## Items listed in a dataset
^^^^
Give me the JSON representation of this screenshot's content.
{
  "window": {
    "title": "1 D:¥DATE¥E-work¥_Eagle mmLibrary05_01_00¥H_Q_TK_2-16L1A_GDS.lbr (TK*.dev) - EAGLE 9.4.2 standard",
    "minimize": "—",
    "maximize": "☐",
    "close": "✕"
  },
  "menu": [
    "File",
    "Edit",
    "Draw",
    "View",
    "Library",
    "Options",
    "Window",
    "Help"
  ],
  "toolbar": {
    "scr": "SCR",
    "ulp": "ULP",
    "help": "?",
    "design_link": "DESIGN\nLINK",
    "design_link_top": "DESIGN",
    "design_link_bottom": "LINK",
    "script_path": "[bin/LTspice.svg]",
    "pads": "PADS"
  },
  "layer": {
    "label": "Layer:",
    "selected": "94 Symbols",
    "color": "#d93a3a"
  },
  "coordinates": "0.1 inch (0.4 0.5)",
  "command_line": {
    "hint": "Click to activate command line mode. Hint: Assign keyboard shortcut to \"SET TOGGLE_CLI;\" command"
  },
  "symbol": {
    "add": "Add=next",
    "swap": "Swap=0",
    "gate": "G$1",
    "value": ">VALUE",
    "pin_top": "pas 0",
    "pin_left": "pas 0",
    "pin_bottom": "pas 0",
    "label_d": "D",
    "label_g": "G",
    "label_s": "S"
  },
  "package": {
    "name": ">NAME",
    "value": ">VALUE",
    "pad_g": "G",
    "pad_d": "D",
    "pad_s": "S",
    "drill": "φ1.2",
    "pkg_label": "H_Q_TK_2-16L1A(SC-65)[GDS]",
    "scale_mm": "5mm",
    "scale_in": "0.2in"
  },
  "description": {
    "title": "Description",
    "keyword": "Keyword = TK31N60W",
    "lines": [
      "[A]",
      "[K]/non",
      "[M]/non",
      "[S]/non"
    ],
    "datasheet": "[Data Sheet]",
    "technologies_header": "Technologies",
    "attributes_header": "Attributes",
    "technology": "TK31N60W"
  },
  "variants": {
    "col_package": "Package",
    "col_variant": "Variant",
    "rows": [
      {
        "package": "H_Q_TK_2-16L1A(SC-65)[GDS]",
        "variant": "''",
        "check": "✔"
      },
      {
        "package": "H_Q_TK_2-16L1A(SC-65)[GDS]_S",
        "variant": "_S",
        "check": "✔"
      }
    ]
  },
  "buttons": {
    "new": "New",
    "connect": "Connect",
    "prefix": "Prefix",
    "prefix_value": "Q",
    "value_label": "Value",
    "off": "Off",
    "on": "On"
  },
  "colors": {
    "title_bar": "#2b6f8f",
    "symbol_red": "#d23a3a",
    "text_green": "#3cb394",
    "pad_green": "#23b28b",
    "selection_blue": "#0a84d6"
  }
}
^^^^
Each record above should be returned exactly as it appears.

Give me the JSON representation of this screenshot's content.
{
  "window": {
    "title": "1 D:¥DATE¥E-work¥_Eagle mmLibrary05_01_00¥H_Q_TK_2-16L1A_GDS.lbr (TK*.dev) - EAGLE 9.4.2 standard",
    "minimize": "—",
    "maximize": "☐",
    "close": "✕"
  },
  "menu": [
    "File",
    "Edit",
    "Draw",
    "View",
    "Library",
    "Options",
    "Window",
    "Help"
  ],
  "toolbar": {
    "scr": "SCR",
    "ulp": "ULP",
    "help": "?",
    "design_link": "DESIGN\nLINK",
    "design_link_top": "DESIGN",
    "design_link_bottom": "LINK",
    "script_path": "[bin/LTspice.svg]",
    "pads": "PADS"
  },
  "layer": {
    "label": "Layer:",
    "selected": "94 Symbols",
    "color": "#d93a3a"
  },
  "coordinates": "0.1 inch (0.4 0.5)",
  "command_line": {
    "hint": "Click to activate command line mode. Hint: Assign keyboard shortcut to \"SET TOGGLE_CLI;\" command"
  },
  "symbol": {
    "add": "Add=next",
    "swap": "Swap=0",
    "gate": "G$1",
    "value": ">VALUE",
    "pin_top": "pas 0",
    "pin_left": "pas 0",
    "pin_bottom": "pas 0",
    "label_d": "D",
    "label_g": "G",
    "label_s": "S"
  },
  "package": {
    "name": ">NAME",
    "value": ">VALUE",
    "pad_g": "G",
    "pad_d": "D",
    "pad_s": "S",
    "drill": "φ1.2",
    "pkg_label": "H_Q_TK_2-16L1A(SC-65)[GDS]",
    "scale_mm": "5mm",
    "scale_in": "0.2in"
  },
  "description": {
    "title": "Description",
    "keyword": "Keyword = TK31N60W",
    "lines": [
      "[A]",
      "[K]/non",
      "[M]/non",
      "[S]/non"
    ],
    "datasheet": "[Data Sheet]",
    "technologies_header": "Technologies",
    "attributes_header": "Attributes",
    "technology": "TK31N60W"
  },
  "variants": {
    "col_package": "Package",
    "col_variant": "Variant",
    "rows": [
      {
        "package": "H_Q_TK_2-16L1A(SC-65)[GDS]",
        "variant": "''",
        "check": "✔"
      },
      {
        "package": "H_Q_TK_2-16L1A(SC-65)[GDS]_S",
        "variant": "_S",
        "check": "✔"
      }
    ]
  },
  "buttons": {
    "new": "New",
    "connect": "Connect",
    "prefix": "Prefix",
    "prefix_value": "Q",
    "value_label": "Value",
    "off": "Off",
    "on": "On"
  },
  "colors": {
    "title_bar": "#2b6f8f",
    "symbol_red": "#d23a3a",
    "text_green": "#3cb394",
    "pad_green": "#23b28b",
    "selection_blue": "#0a84d6"
  }
}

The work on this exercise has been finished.